• _INFORMATION SHOWN_:
══════════

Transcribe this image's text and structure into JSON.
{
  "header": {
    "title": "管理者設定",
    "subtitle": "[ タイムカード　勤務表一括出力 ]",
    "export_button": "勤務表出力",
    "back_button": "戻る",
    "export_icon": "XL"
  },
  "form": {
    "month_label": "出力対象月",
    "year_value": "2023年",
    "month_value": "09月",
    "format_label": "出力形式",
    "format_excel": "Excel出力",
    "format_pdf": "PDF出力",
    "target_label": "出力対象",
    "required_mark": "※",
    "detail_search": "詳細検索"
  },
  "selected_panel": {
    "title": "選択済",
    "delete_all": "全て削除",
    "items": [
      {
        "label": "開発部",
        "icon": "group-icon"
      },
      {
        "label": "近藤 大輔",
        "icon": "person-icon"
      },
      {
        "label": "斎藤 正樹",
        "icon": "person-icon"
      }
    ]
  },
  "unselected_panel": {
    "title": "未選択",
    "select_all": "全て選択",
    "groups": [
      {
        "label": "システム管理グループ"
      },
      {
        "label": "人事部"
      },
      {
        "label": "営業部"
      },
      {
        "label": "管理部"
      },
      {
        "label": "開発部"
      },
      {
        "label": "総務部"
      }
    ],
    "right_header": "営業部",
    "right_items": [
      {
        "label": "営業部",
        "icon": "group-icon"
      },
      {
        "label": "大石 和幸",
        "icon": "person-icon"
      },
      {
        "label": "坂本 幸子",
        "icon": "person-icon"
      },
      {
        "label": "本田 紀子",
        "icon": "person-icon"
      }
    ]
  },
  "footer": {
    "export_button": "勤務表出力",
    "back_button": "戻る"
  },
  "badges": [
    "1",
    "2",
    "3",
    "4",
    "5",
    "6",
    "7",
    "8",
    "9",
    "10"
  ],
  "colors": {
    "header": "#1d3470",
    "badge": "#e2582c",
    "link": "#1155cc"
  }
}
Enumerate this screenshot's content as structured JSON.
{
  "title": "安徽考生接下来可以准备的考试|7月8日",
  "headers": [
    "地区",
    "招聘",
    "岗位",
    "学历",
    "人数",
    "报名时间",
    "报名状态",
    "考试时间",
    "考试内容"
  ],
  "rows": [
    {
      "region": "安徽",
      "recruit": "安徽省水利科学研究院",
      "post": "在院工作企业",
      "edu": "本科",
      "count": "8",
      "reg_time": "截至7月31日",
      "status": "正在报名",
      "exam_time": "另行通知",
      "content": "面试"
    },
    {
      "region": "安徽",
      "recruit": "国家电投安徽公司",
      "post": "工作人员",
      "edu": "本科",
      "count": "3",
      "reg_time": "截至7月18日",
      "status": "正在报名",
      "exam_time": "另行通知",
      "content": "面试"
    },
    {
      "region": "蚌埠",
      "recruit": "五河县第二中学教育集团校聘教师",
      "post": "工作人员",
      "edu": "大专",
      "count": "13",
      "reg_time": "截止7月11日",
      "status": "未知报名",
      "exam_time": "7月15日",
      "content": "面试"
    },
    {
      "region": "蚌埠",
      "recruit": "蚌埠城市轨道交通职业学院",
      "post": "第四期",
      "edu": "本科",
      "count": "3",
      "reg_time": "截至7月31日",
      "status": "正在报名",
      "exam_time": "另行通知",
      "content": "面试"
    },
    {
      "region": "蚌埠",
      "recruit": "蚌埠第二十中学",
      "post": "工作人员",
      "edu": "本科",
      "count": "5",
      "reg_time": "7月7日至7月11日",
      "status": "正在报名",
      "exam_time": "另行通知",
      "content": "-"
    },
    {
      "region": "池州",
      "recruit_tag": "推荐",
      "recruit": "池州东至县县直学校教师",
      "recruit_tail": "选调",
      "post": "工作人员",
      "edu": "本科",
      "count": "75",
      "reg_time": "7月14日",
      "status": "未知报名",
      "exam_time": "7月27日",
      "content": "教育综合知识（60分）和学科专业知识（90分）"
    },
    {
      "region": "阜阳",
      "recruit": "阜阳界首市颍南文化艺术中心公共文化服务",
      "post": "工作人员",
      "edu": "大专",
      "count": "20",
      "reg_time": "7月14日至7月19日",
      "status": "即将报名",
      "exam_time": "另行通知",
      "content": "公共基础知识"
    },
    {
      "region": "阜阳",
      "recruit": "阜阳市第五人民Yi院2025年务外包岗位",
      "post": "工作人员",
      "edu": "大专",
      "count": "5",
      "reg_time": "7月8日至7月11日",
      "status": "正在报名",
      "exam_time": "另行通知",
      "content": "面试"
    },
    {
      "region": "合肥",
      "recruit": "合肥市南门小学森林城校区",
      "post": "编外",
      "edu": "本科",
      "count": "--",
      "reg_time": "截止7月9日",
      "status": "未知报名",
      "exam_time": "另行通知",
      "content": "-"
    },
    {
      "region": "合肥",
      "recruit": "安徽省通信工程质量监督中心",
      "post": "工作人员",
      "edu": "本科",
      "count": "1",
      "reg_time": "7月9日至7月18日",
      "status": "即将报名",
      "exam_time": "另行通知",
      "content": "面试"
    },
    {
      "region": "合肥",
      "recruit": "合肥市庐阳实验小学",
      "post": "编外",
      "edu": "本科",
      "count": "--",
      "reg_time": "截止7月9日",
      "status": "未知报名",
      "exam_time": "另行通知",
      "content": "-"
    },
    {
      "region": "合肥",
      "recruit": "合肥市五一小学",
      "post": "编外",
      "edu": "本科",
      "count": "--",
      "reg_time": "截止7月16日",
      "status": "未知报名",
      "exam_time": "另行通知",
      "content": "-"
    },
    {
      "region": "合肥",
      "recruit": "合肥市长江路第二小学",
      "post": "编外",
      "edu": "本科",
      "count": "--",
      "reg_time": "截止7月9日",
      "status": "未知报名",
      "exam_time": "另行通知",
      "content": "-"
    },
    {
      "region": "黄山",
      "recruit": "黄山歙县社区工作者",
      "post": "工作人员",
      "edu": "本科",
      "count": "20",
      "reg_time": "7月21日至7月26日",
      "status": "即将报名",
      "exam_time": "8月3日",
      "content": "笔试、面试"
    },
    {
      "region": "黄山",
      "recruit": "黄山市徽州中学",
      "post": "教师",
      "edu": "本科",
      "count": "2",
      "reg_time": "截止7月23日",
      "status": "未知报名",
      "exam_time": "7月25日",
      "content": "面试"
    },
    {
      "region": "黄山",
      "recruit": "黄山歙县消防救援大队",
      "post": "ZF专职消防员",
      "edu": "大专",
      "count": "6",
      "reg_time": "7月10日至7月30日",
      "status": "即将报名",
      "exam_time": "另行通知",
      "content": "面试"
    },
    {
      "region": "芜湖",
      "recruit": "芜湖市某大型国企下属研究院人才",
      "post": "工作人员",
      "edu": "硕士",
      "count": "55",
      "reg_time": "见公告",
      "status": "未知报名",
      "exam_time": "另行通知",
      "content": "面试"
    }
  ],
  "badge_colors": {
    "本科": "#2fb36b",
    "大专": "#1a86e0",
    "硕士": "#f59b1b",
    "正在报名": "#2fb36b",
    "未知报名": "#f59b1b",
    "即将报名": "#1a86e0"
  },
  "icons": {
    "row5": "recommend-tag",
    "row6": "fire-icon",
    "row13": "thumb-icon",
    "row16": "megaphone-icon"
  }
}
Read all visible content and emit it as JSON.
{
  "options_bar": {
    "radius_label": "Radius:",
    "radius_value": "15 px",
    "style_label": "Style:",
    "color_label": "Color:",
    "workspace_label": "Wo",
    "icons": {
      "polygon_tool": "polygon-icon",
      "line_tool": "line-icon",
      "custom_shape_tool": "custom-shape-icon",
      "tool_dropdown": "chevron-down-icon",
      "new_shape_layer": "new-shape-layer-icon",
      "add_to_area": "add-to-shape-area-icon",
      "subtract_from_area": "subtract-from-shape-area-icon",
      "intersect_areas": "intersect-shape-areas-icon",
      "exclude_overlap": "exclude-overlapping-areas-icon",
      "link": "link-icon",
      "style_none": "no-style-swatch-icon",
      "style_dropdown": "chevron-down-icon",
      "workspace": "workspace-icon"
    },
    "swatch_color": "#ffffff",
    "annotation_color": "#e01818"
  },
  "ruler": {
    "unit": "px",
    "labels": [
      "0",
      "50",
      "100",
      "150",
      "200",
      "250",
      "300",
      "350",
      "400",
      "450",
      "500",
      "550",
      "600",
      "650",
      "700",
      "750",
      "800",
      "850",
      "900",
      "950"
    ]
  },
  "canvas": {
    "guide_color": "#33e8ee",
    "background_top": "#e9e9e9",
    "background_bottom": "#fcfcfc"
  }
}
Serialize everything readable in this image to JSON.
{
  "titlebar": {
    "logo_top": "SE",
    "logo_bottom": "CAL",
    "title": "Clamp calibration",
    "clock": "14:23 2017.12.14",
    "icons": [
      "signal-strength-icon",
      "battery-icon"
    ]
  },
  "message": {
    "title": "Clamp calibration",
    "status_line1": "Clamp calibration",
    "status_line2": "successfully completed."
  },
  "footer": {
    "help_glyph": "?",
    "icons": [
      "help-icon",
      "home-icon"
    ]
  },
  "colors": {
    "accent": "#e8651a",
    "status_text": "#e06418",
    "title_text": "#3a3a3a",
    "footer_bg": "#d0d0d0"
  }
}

══════════

• _TASK_:
Go through the listing above and pull out each line containing the word "image".

• _FULL SOLUTION_:
Transcribe this image's text and structure into JSON.
Serialize everything readable in this image to JSON.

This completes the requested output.